Start of GIVEN DATA

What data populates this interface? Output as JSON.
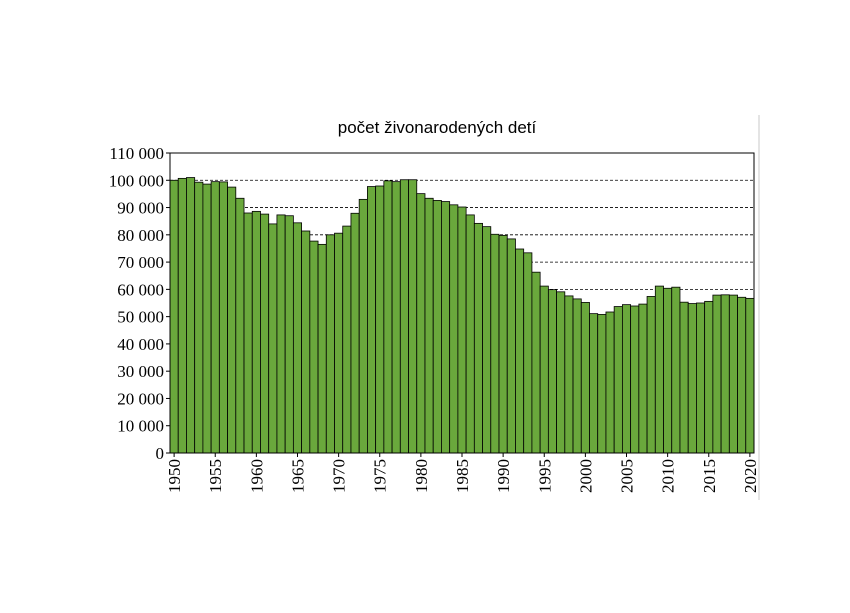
{
  "chart_data": {
    "type": "bar",
    "title": "počet živonarodených detí",
    "xlabel": "",
    "ylabel": "",
    "ylim": [
      0,
      110000
    ],
    "yticks": [
      0,
      10000,
      20000,
      30000,
      40000,
      50000,
      60000,
      70000,
      80000,
      90000,
      100000,
      110000
    ],
    "ytick_labels": [
      "0",
      "10 000",
      "20 000",
      "30 000",
      "40 000",
      "50 000",
      "60 000",
      "70 000",
      "80 000",
      "90 000",
      "100 000",
      "110 000"
    ],
    "xtick_labels": [
      "1950",
      "1955",
      "1960",
      "1965",
      "1970",
      "1975",
      "1980",
      "1985",
      "1990",
      "1995",
      "2000",
      "2005",
      "2010",
      "2015",
      "2020"
    ],
    "grid": "horizontal dashed",
    "bar_color": "#6aa83c",
    "categories": [
      1950,
      1951,
      1952,
      1953,
      1954,
      1955,
      1956,
      1957,
      1958,
      1959,
      1960,
      1961,
      1962,
      1963,
      1964,
      1965,
      1966,
      1967,
      1968,
      1969,
      1970,
      1971,
      1972,
      1973,
      1974,
      1975,
      1976,
      1977,
      1978,
      1979,
      1980,
      1981,
      1982,
      1983,
      1984,
      1985,
      1986,
      1987,
      1988,
      1989,
      1990,
      1991,
      1992,
      1993,
      1994,
      1995,
      1996,
      1997,
      1998,
      1999,
      2000,
      2001,
      2002,
      2003,
      2004,
      2005,
      2006,
      2007,
      2008,
      2009,
      2010,
      2011,
      2012,
      2013,
      2014,
      2015,
      2016,
      2017,
      2018,
      2019,
      2020
    ],
    "values": [
      100000,
      100700,
      101000,
      99300,
      98600,
      99500,
      99400,
      97500,
      93400,
      88000,
      88600,
      87600,
      84000,
      87300,
      87000,
      84400,
      81400,
      77700,
      76500,
      80000,
      80600,
      83200,
      87900,
      93000,
      97700,
      97900,
      99800,
      99500,
      100200,
      100200,
      95100,
      93400,
      92600,
      92200,
      91000,
      90200,
      87300,
      84200,
      83000,
      80200,
      79800,
      78500,
      74800,
      73400,
      66300,
      61200,
      59900,
      59100,
      57600,
      56500,
      55200,
      51100,
      50800,
      51700,
      53700,
      54400,
      53900,
      54600,
      57400,
      61200,
      60400,
      60800,
      55300,
      54800,
      55000,
      55600,
      57900,
      58000,
      57900,
      57100,
      56700
    ]
  }
}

End of GIVEN DATA

TASK STATEMENT:
Output every entry word for word, but omit the pictures.

RESPONSE TO THE EXERCISE:
What data populates this interface? Output as JSON.
{
  "chart_data": {
    "type": "bar",
    "title": "počet živonarodených detí",
    "xlabel": "",
    "ylabel": "",
    "ylim": [
      0,
      110000
    ],
    "yticks": [
      0,
      10000,
      20000,
      30000,
      40000,
      50000,
      60000,
      70000,
      80000,
      90000,
      100000,
      110000
    ],
    "ytick_labels": [
      "0",
      "10 000",
      "20 000",
      "30 000",
      "40 000",
      "50 000",
      "60 000",
      "70 000",
      "80 000",
      "90 000",
      "100 000",
      "110 000"
    ],
    "xtick_labels": [
      "1950",
      "1955",
      "1960",
      "1965",
      "1970",
      "1975",
      "1980",
      "1985",
      "1990",
      "1995",
      "2000",
      "2005",
      "2010",
      "2015",
      "2020"
    ],
    "grid": "horizontal dashed",
    "bar_color": "#6aa83c",
    "categories": [
      1950,
      1951,
      1952,
      1953,
      1954,
      1955,
      1956,
      1957,
      1958,
      1959,
      1960,
      1961,
      1962,
      1963,
      1964,
      1965,
      1966,
      1967,
      1968,
      1969,
      1970,
      1971,
      1972,
      1973,
      1974,
      1975,
      1976,
      1977,
      1978,
      1979,
      1980,
      1981,
      1982,
      1983,
      1984,
      1985,
      1986,
      1987,
      1988,
      1989,
      1990,
      1991,
      1992,
      1993,
      1994,
      1995,
      1996,
      1997,
      1998,
      1999,
      2000,
      2001,
      2002,
      2003,
      2004,
      2005,
      2006,
      2007,
      2008,
      2009,
      2010,
      2011,
      2012,
      2013,
      2014,
      2015,
      2016,
      2017,
      2018,
      2019,
      2020
    ],
    "values": [
      100000,
      100700,
      101000,
      99300,
      98600,
      99500,
      99400,
      97500,
      93400,
      88000,
      88600,
      87600,
      84000,
      87300,
      87000,
      84400,
      81400,
      77700,
      76500,
      80000,
      80600,
      83200,
      87900,
      93000,
      97700,
      97900,
      99800,
      99500,
      100200,
      100200,
      95100,
      93400,
      92600,
      92200,
      91000,
      90200,
      87300,
      84200,
      83000,
      80200,
      79800,
      78500,
      74800,
      73400,
      66300,
      61200,
      59900,
      59100,
      57600,
      56500,
      55200,
      51100,
      50800,
      51700,
      53700,
      54400,
      53900,
      54600,
      57400,
      61200,
      60400,
      60800,
      55300,
      54800,
      55000,
      55600,
      57900,
      58000,
      57900,
      57100,
      56700
    ]
  }
}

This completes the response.